Exercise requirements -> Images appear in the records below; leave them out and repeat everything else exactly.

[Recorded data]
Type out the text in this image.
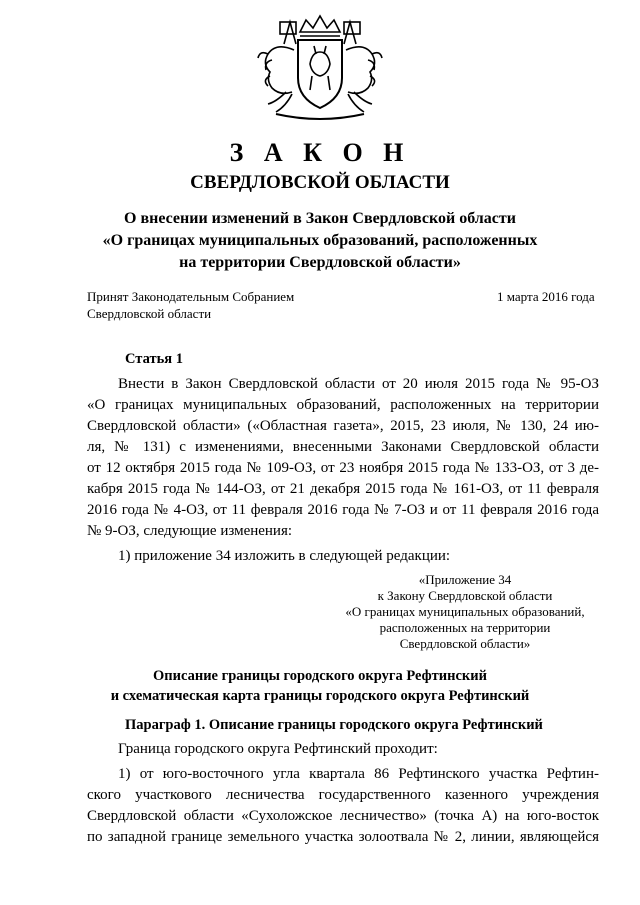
З А К О Н
СВЕРДЛОВСКОЙ ОБЛАСТИ
О внесении изменений в Закон Свердловской области
«О границах муниципальных образований, расположенных
на территории Свердловской области»
Принят Законодательным Собранием
Свердловской области
1 марта 2016 года
Статья 1
Внести в Закон Свердловской области от 20 июля 2015 года № 95-ОЗ
«О границах муниципальных образований, расположенных на территории
Свердловской области» («Областная газета», 2015, 23 июля, № 130, 24 ию-
ля, № 131) с изменениями, внесенными Законами Свердловской области
от 12 октября 2015 года № 109-ОЗ, от 23 ноября 2015 года № 133-ОЗ, от 3 де-
кабря 2015 года № 144-ОЗ, от 21 декабря 2015 года № 161-ОЗ, от 11 февраля
2016 года № 4-ОЗ, от 11 февраля 2016 года № 7-ОЗ и от 11 февраля 2016 года
№ 9-ОЗ, следующие изменения:
1) приложение 34 изложить в следующей редакции:
«Приложение 34
к Закону Свердловской области
«О границах муниципальных образований,
расположенных на территории
Свердловской области»
Описание границы городского округа Рефтинский
и схематическая карта границы городского округа Рефтинский
Параграф 1. Описание границы городского округа Рефтинский
Граница городского округа Рефтинский проходит:
1) от юго-восточного угла квартала 86 Рефтинского участка Рефтин-
ского участкового лесничества государственного казенного учреждения
Свердловской области «Сухоложское лесничество» (точка А) на юго-восток
по западной границе земельного участка золоотвала № 2, линии, являющейся
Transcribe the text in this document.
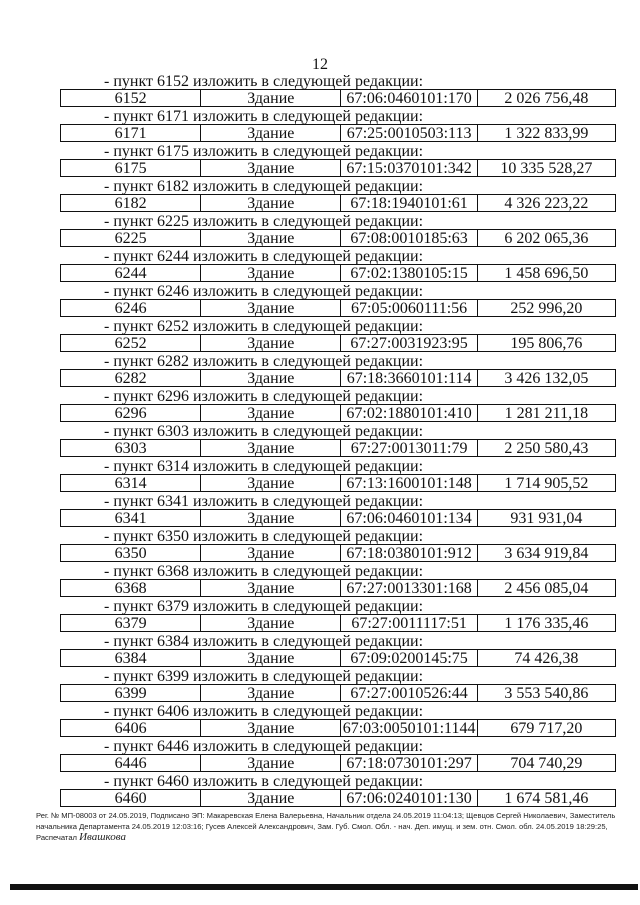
12
- пункт 6152 изложить в следующей редакции:
6152	Здание	67:06:0460101:170	2 026 756,48
- пункт 6171 изложить в следующей редакции:
6171	Здание	67:25:0010503:113	1 322 833,99
- пункт 6175 изложить в следующей редакции:
6175	Здание	67:15:0370101:342	10 335 528,27
- пункт 6182 изложить в следующей редакции:
6182	Здание	67:18:1940101:61	4 326 223,22
- пункт 6225 изложить в следующей редакции:
6225	Здание	67:08:0010185:63	6 202 065,36
- пункт 6244 изложить в следующей редакции:
6244	Здание	67:02:1380105:15	1 458 696,50
- пункт 6246 изложить в следующей редакции:
6246	Здание	67:05:0060111:56	252 996,20
- пункт 6252 изложить в следующей редакции:
6252	Здание	67:27:0031923:95	195 806,76
- пункт 6282 изложить в следующей редакции:
6282	Здание	67:18:3660101:114	3 426 132,05
- пункт 6296 изложить в следующей редакции:
6296	Здание	67:02:1880101:410	1 281 211,18
- пункт 6303 изложить в следующей редакции:
6303	Здание	67:27:0013011:79	2 250 580,43
- пункт 6314 изложить в следующей редакции:
6314	Здание	67:13:1600101:148	1 714 905,52
- пункт 6341 изложить в следующей редакции:
6341	Здание	67:06:0460101:134	931 931,04
- пункт 6350 изложить в следующей редакции:
6350	Здание	67:18:0380101:912	3 634 919,84
- пункт 6368 изложить в следующей редакции:
6368	Здание	67:27:0013301:168	2 456 085,04
- пункт 6379 изложить в следующей редакции:
6379	Здание	67:27:0011117:51	1 176 335,46
- пункт 6384 изложить в следующей редакции:
6384	Здание	67:09:0200145:75	74 426,38
- пункт 6399 изложить в следующей редакции:
6399	Здание	67:27:0010526:44	3 553 540,86
- пункт 6406 изложить в следующей редакции:
6406	Здание	67:03:0050101:1144	679 717,20
- пункт 6446 изложить в следующей редакции:
6446	Здание	67:18:0730101:297	704 740,29
- пункт 6460 изложить в следующей редакции:
6460	Здание	67:06:0240101:130	1 674 581,46
Рег. № МП-08003 от 24.05.2019, Подписано ЭП: Макаревская Елена Валерьевна, Начальник отдела 24.05.2019 11:04:13; Щевцов Сергей Николаевич, Заместитель начальника Департамента 24.05.2019 12:03:16; Гусев Алексей Александрович, Зам. Губ. Смол. Обл. - нач. Деп. имущ. и зем. отн. Смол. обл. 24.05.2019 18:29:25, Распечатал Ивашкова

Output ->
Type out the text in this image.
З А К О Н
СВЕРДЛОВСКОЙ ОБЛАСТИ
О внесении изменений в Закон Свердловской области
«О границах муниципальных образований, расположенных
на территории Свердловской области»
Принят Законодательным Собранием
Свердловской области
1 марта 2016 года
Статья 1
Внести в Закон Свердловской области от 20 июля 2015 года № 95-ОЗ
«О границах муниципальных образований, расположенных на территории
Свердловской области» («Областная газета», 2015, 23 июля, № 130, 24 ию-
ля, № 131) с изменениями, внесенными Законами Свердловской области
от 12 октября 2015 года № 109-ОЗ, от 23 ноября 2015 года № 133-ОЗ, от 3 де-
кабря 2015 года № 144-ОЗ, от 21 декабря 2015 года № 161-ОЗ, от 11 февраля
2016 года № 4-ОЗ, от 11 февраля 2016 года № 7-ОЗ и от 11 февраля 2016 года
№ 9-ОЗ, следующие изменения:
1) приложение 34 изложить в следующей редакции:
«Приложение 34
к Закону Свердловской области
«О границах муниципальных образований,
расположенных на территории
Свердловской области»
Описание границы городского округа Рефтинский
и схематическая карта границы городского округа Рефтинский
Параграф 1. Описание границы городского округа Рефтинский
Граница городского округа Рефтинский проходит:
1) от юго-восточного угла квартала 86 Рефтинского участка Рефтин-
ского участкового лесничества государственного казенного учреждения
Свердловской области «Сухоложское лесничество» (точка А) на юго-восток
по западной границе земельного участка золоотвала № 2, линии, являющейся
Transcribe the text in this document.
12
- пункт 6152 изложить в следующей редакции:
6152	Здание	67:06:0460101:170	2 026 756,48
- пункт 6171 изложить в следующей редакции:
6171	Здание	67:25:0010503:113	1 322 833,99
- пункт 6175 изложить в следующей редакции:
6175	Здание	67:15:0370101:342	10 335 528,27
- пункт 6182 изложить в следующей редакции:
6182	Здание	67:18:1940101:61	4 326 223,22
- пункт 6225 изложить в следующей редакции:
6225	Здание	67:08:0010185:63	6 202 065,36
- пункт 6244 изложить в следующей редакции:
6244	Здание	67:02:1380105:15	1 458 696,50
- пункт 6246 изложить в следующей редакции:
6246	Здание	67:05:0060111:56	252 996,20
- пункт 6252 изложить в следующей редакции:
6252	Здание	67:27:0031923:95	195 806,76
- пункт 6282 изложить в следующей редакции:
6282	Здание	67:18:3660101:114	3 426 132,05
- пункт 6296 изложить в следующей редакции:
6296	Здание	67:02:1880101:410	1 281 211,18
- пункт 6303 изложить в следующей редакции:
6303	Здание	67:27:0013011:79	2 250 580,43
- пункт 6314 изложить в следующей редакции:
6314	Здание	67:13:1600101:148	1 714 905,52
- пункт 6341 изложить в следующей редакции:
6341	Здание	67:06:0460101:134	931 931,04
- пункт 6350 изложить в следующей редакции:
6350	Здание	67:18:0380101:912	3 634 919,84
- пункт 6368 изложить в следующей редакции:
6368	Здание	67:27:0013301:168	2 456 085,04
- пункт 6379 изложить в следующей редакции:
6379	Здание	67:27:0011117:51	1 176 335,46
- пункт 6384 изложить в следующей редакции:
6384	Здание	67:09:0200145:75	74 426,38
- пункт 6399 изложить в следующей редакции:
6399	Здание	67:27:0010526:44	3 553 540,86
- пункт 6406 изложить в следующей редакции:
6406	Здание	67:03:0050101:1144	679 717,20
- пункт 6446 изложить в следующей редакции:
6446	Здание	67:18:0730101:297	704 740,29
- пункт 6460 изложить в следующей редакции:
6460	Здание	67:06:0240101:130	1 674 581,46
Рег. № МП-08003 от 24.05.2019, Подписано ЭП: Макаревская Елена Валерьевна, Начальник отдела 24.05.2019 11:04:13; Щевцов Сергей Николаевич, Заместитель начальника Департамента 24.05.2019 12:03:16; Гусев Алексей Александрович, Зам. Губ. Смол. Обл. - нач. Деп. имущ. и зем. отн. Смол. обл. 24.05.2019 18:29:25, Распечатал Ивашкова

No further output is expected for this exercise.